> **STATED PROBLEM**: For the copy, please give all of the data again exactly and leave the pictures out.

Stored entries
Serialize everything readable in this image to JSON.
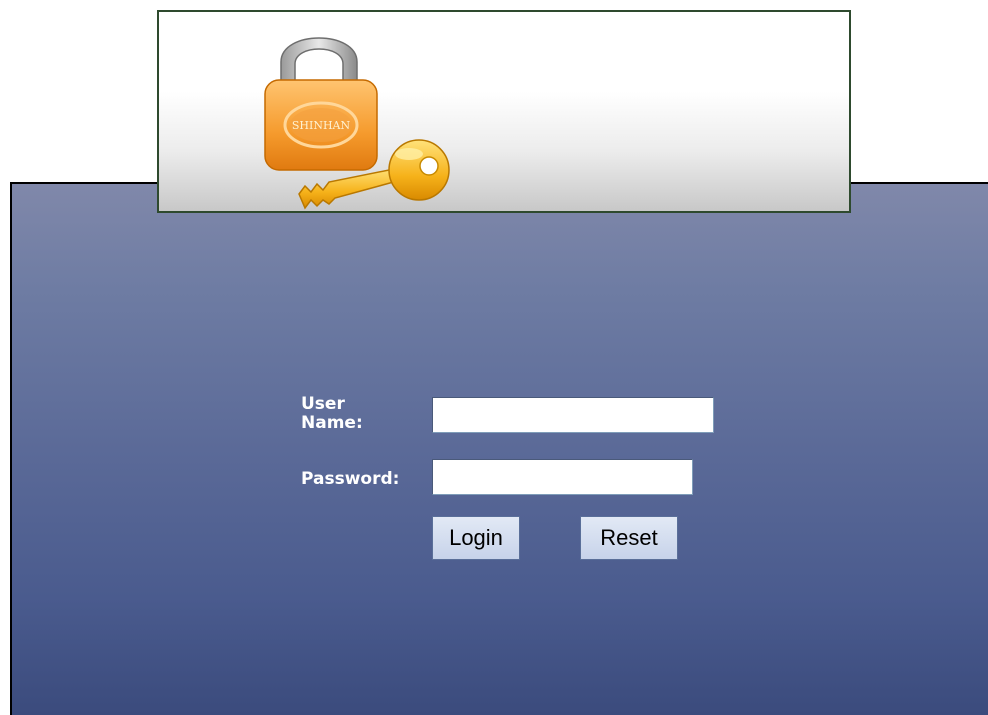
{
  "banner": {
    "icon": "lock-and-key-icon",
    "lock_text": "SHINHAN"
  },
  "form": {
    "username_label": "User Name:",
    "username_value": "",
    "password_label": "Password:",
    "password_value": ""
  },
  "buttons": {
    "login_label": "Login",
    "reset_label": "Reset"
  },
  "colors": {
    "panel_top": "#8088aa",
    "panel_bottom": "#3b4b7d",
    "button_bg": "#c7d3ea",
    "label_text": "#ffffff"
  }
}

> **REPLY TO THE EXERCISE**:
Serialize everything readable in this image to JSON.
{
  "banner": {
    "icon": "lock-and-key-icon",
    "lock_text": "SHINHAN"
  },
  "form": {
    "username_label": "User Name:",
    "username_value": "",
    "password_label": "Password:",
    "password_value": ""
  },
  "buttons": {
    "login_label": "Login",
    "reset_label": "Reset"
  },
  "colors": {
    "panel_top": "#8088aa",
    "panel_bottom": "#3b4b7d",
    "button_bg": "#c7d3ea",
    "label_text": "#ffffff"
  }
}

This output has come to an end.